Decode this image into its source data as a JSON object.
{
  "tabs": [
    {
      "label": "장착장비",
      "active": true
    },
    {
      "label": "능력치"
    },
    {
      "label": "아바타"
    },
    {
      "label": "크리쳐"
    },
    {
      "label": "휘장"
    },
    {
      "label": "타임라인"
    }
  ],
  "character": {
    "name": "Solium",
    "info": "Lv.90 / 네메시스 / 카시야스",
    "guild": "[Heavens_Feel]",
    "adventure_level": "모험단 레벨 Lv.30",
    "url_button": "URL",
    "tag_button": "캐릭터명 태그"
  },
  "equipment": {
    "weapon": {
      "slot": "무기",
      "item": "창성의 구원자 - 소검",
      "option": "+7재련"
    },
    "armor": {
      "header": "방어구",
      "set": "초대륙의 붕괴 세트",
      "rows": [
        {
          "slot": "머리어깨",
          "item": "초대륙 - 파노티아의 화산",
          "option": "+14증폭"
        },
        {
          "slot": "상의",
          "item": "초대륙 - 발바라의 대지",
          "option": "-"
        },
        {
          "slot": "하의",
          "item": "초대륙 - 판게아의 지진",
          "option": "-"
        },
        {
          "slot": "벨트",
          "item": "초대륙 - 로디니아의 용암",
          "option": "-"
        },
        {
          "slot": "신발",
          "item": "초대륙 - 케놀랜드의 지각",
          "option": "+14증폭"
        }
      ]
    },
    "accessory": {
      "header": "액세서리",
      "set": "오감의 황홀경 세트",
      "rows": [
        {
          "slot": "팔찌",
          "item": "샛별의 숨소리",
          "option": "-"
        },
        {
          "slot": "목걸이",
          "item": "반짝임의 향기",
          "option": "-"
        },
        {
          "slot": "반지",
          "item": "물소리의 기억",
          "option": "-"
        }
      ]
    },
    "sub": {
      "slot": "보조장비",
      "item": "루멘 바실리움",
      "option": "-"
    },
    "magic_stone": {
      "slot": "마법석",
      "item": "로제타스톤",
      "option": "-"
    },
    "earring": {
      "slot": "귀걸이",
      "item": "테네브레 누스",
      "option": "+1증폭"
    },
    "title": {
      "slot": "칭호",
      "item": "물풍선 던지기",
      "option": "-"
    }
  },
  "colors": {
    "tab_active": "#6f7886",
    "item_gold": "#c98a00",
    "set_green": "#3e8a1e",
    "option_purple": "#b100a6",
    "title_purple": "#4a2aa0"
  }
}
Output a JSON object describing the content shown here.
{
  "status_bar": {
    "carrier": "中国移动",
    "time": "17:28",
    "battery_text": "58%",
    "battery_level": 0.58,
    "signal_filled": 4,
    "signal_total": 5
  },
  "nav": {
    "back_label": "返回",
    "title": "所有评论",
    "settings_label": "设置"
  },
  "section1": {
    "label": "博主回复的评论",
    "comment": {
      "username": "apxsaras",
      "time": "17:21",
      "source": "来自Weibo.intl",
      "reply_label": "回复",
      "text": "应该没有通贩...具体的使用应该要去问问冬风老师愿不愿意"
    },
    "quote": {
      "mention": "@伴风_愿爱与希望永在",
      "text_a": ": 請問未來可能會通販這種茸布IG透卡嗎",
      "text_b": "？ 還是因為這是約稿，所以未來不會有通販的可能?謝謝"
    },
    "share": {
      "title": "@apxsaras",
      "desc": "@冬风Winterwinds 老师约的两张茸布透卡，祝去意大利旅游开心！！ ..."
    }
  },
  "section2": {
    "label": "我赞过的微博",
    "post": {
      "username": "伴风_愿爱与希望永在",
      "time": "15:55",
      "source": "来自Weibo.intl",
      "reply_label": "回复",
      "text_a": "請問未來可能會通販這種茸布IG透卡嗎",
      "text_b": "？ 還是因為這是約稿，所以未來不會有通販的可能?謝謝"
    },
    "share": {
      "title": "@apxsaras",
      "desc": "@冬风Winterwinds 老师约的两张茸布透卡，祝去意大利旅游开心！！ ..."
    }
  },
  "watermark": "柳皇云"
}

* [Problem description]: Copy out the full material exactly as it appears.

* [The solution]:
Decode this image into its source data as a JSON object.
{
  "tabs": [
    {
      "label": "장착장비",
      "active": true
    },
    {
      "label": "능력치"
    },
    {
      "label": "아바타"
    },
    {
      "label": "크리쳐"
    },
    {
      "label": "휘장"
    },
    {
      "label": "타임라인"
    }
  ],
  "character": {
    "name": "Solium",
    "info": "Lv.90 / 네메시스 / 카시야스",
    "guild": "[Heavens_Feel]",
    "adventure_level": "모험단 레벨 Lv.30",
    "url_button": "URL",
    "tag_button": "캐릭터명 태그"
  },
  "equipment": {
    "weapon": {
      "slot": "무기",
      "item": "창성의 구원자 - 소검",
      "option": "+7재련"
    },
    "armor": {
      "header": "방어구",
      "set": "초대륙의 붕괴 세트",
      "rows": [
        {
          "slot": "머리어깨",
          "item": "초대륙 - 파노티아의 화산",
          "option": "+14증폭"
        },
        {
          "slot": "상의",
          "item": "초대륙 - 발바라의 대지",
          "option": "-"
        },
        {
          "slot": "하의",
          "item": "초대륙 - 판게아의 지진",
          "option": "-"
        },
        {
          "slot": "벨트",
          "item": "초대륙 - 로디니아의 용암",
          "option": "-"
        },
        {
          "slot": "신발",
          "item": "초대륙 - 케놀랜드의 지각",
          "option": "+14증폭"
        }
      ]
    },
    "accessory": {
      "header": "액세서리",
      "set": "오감의 황홀경 세트",
      "rows": [
        {
          "slot": "팔찌",
          "item": "샛별의 숨소리",
          "option": "-"
        },
        {
          "slot": "목걸이",
          "item": "반짝임의 향기",
          "option": "-"
        },
        {
          "slot": "반지",
          "item": "물소리의 기억",
          "option": "-"
        }
      ]
    },
    "sub": {
      "slot": "보조장비",
      "item": "루멘 바실리움",
      "option": "-"
    },
    "magic_stone": {
      "slot": "마법석",
      "item": "로제타스톤",
      "option": "-"
    },
    "earring": {
      "slot": "귀걸이",
      "item": "테네브레 누스",
      "option": "+1증폭"
    },
    "title": {
      "slot": "칭호",
      "item": "물풍선 던지기",
      "option": "-"
    }
  },
  "colors": {
    "tab_active": "#6f7886",
    "item_gold": "#c98a00",
    "set_green": "#3e8a1e",
    "option_purple": "#b100a6",
    "title_purple": "#4a2aa0"
  }
}
Output a JSON object describing the content shown here.
{
  "status_bar": {
    "carrier": "中国移动",
    "time": "17:28",
    "battery_text": "58%",
    "battery_level": 0.58,
    "signal_filled": 4,
    "signal_total": 5
  },
  "nav": {
    "back_label": "返回",
    "title": "所有评论",
    "settings_label": "设置"
  },
  "section1": {
    "label": "博主回复的评论",
    "comment": {
      "username": "apxsaras",
      "time": "17:21",
      "source": "来自Weibo.intl",
      "reply_label": "回复",
      "text": "应该没有通贩...具体的使用应该要去问问冬风老师愿不愿意"
    },
    "quote": {
      "mention": "@伴风_愿爱与希望永在",
      "text_a": ": 請問未來可能會通販這種茸布IG透卡嗎",
      "text_b": "？ 還是因為這是約稿，所以未來不會有通販的可能?謝謝"
    },
    "share": {
      "title": "@apxsaras",
      "desc": "@冬风Winterwinds 老师约的两张茸布透卡，祝去意大利旅游开心！！ ..."
    }
  },
  "section2": {
    "label": "我赞过的微博",
    "post": {
      "username": "伴风_愿爱与希望永在",
      "time": "15:55",
      "source": "来自Weibo.intl",
      "reply_label": "回复",
      "text_a": "請問未來可能會通販這種茸布IG透卡嗎",
      "text_b": "？ 還是因為這是約稿，所以未來不會有通販的可能?謝謝"
    },
    "share": {
      "title": "@apxsaras",
      "desc": "@冬风Winterwinds 老师约的两张茸布透卡，祝去意大利旅游开心！！ ..."
    }
  },
  "watermark": "柳皇云"
}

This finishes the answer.